___ 提示テキスト ___

ジャパニーズ・フードコートの奥に、おみくじ屋の占いがあり、
「ラブ、ヘルシー、サクセス」と書いてある。
いとこにはそのいずれも、なかったのかもしれない。

愛も、健康も、成功も。
だから死んだのだ。

そんなふうに感じる自分は、どこかおかしい、きっと。

 

末っ子のいとこを呼び出して、1年8ヶ月の闘病の次第を聞いた。

彼女から聞こえてきたのは、おだやかに、夫、母親、いもうとたちに見守られて眠るように息を引き取った姉の最期。

そう、和解があったのだろう。

私と父のあいだにはなかったが。

日本一の緩和ケア病棟に2ヶ月、そこが家族の憩いの場となっていたそうだ。

 

彼女が前の結婚で残したひとり息子が、いまどんな気持ちで母親の死と向き合っているか、とか、

これからたったひとりで息子はどうしていくのか、とか、

そのことはだれも語らないが。

たとえ気にしていたとしてもなにができるのか?

 

あかるく、前向きで元気な末っ子のどこにも、偽りはなく、

こころの丈夫さと、身体の健康さがある、ように見える。

だから、私のバイヤスがゆがんでいる、とことんゆがんでいる、ということなのだろう。

___ 記録情報 ___

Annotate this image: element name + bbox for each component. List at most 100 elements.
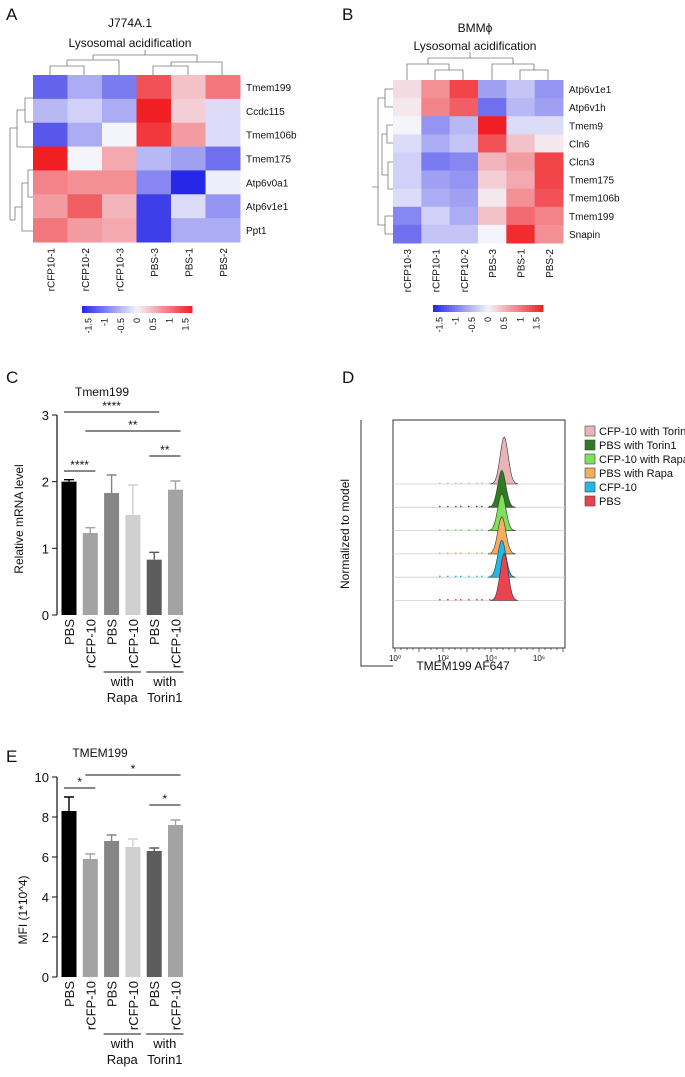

___

▶ [作業内容]:
**a)** 次の(i)〜(iii)が提示テキストの内容と合っているかを判定し、それぞれ「はい」か「いいえ」で答えて、判断の決め手となる提示テキストの語句を正確に引用してください。
(i) おみくじ屋の占いは、フードコートの入口にある。
(ii) 姉は緩和ケア病棟で2ヶ月を過ごした。
(iii) 語り手は、末っ子のいとこから闘病の次第を聞いた。
**b)** 提示テキストから、「そんなふうに感じる自分は、どこかおかしい、きっと。」で始まり「日本一の緩和ケア病棟に2ヶ月、そこが家族の憩いの場となっていたそうだ。」で終わる部分を一字も変えずに抜き出してください。

▶ [期待される出力]:
**a)**
(i) いいえ。「ジャパニーズ・フードコートの奥に、おみくじ屋の占いがあり」
(ii) はい。「日本一の緩和ケア病棟に2ヶ月」
(iii) はい。「末っ子のいとこを呼び出して、1年8ヶ月の闘病の次第を聞いた。」

**b)**
そんなふうに感じる自分は、どこかおかしい、きっと。

 

末っ子のいとこを呼び出して、1年8ヶ月の闘病の次第を聞いた。

彼女から聞こえてきたのは、おだやかに、夫、母親、いもうとたちに見守られて眠るように息を引き取った姉の最期。

そう、和解があったのだろう。

私と父のあいだにはなかったが。

日本一の緩和ケア病棟に2ヶ月、そこが家族の憩いの場となっていたそうだ。